**DO THIS**
Write out the material exactly, without any of its pictures.

** START MATERIAL FOR THIS EXERCISE **

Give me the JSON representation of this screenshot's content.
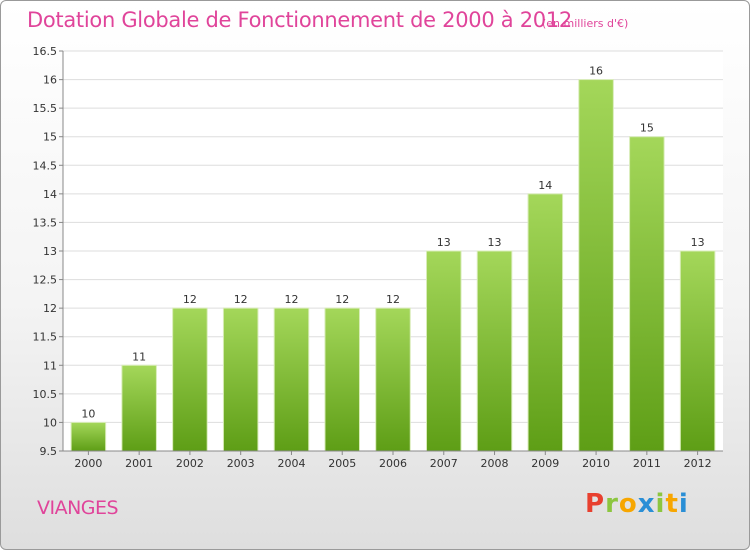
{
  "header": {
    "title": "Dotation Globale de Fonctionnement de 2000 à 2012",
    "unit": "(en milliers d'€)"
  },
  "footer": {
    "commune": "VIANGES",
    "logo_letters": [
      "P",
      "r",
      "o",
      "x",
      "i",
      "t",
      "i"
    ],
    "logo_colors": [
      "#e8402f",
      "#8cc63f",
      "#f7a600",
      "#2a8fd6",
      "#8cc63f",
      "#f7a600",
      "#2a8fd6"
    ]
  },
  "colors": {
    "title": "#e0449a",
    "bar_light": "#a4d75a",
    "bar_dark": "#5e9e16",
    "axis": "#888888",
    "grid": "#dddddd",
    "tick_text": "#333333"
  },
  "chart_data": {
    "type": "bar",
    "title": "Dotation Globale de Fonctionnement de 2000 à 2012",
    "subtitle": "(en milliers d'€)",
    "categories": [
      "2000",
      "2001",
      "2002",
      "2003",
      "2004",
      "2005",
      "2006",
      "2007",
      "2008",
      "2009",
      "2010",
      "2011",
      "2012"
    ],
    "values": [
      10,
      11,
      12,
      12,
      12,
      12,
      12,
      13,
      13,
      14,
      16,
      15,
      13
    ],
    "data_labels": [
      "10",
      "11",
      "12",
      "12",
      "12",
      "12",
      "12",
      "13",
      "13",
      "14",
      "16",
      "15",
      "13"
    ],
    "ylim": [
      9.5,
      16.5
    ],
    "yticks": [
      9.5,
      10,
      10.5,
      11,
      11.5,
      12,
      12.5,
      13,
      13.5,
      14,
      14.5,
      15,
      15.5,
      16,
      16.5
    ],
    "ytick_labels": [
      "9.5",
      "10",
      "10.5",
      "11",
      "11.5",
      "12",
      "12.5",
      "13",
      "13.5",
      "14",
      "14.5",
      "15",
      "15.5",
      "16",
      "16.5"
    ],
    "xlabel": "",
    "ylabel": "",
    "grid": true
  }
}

** END MATERIAL FOR THIS EXERCISE **

**RESULT OF THE EXERCISE**
Give me the JSON representation of this screenshot's content.
{
  "header": {
    "title": "Dotation Globale de Fonctionnement de 2000 à 2012",
    "unit": "(en milliers d'€)"
  },
  "footer": {
    "commune": "VIANGES",
    "logo_letters": [
      "P",
      "r",
      "o",
      "x",
      "i",
      "t",
      "i"
    ],
    "logo_colors": [
      "#e8402f",
      "#8cc63f",
      "#f7a600",
      "#2a8fd6",
      "#8cc63f",
      "#f7a600",
      "#2a8fd6"
    ]
  },
  "colors": {
    "title": "#e0449a",
    "bar_light": "#a4d75a",
    "bar_dark": "#5e9e16",
    "axis": "#888888",
    "grid": "#dddddd",
    "tick_text": "#333333"
  },
  "chart_data": {
    "type": "bar",
    "title": "Dotation Globale de Fonctionnement de 2000 à 2012",
    "subtitle": "(en milliers d'€)",
    "categories": [
      "2000",
      "2001",
      "2002",
      "2003",
      "2004",
      "2005",
      "2006",
      "2007",
      "2008",
      "2009",
      "2010",
      "2011",
      "2012"
    ],
    "values": [
      10,
      11,
      12,
      12,
      12,
      12,
      12,
      13,
      13,
      14,
      16,
      15,
      13
    ],
    "data_labels": [
      "10",
      "11",
      "12",
      "12",
      "12",
      "12",
      "12",
      "13",
      "13",
      "14",
      "16",
      "15",
      "13"
    ],
    "ylim": [
      9.5,
      16.5
    ],
    "yticks": [
      9.5,
      10,
      10.5,
      11,
      11.5,
      12,
      12.5,
      13,
      13.5,
      14,
      14.5,
      15,
      15.5,
      16,
      16.5
    ],
    "ytick_labels": [
      "9.5",
      "10",
      "10.5",
      "11",
      "11.5",
      "12",
      "12.5",
      "13",
      "13.5",
      "14",
      "14.5",
      "15",
      "15.5",
      "16",
      "16.5"
    ],
    "xlabel": "",
    "ylabel": "",
    "grid": true
  }
}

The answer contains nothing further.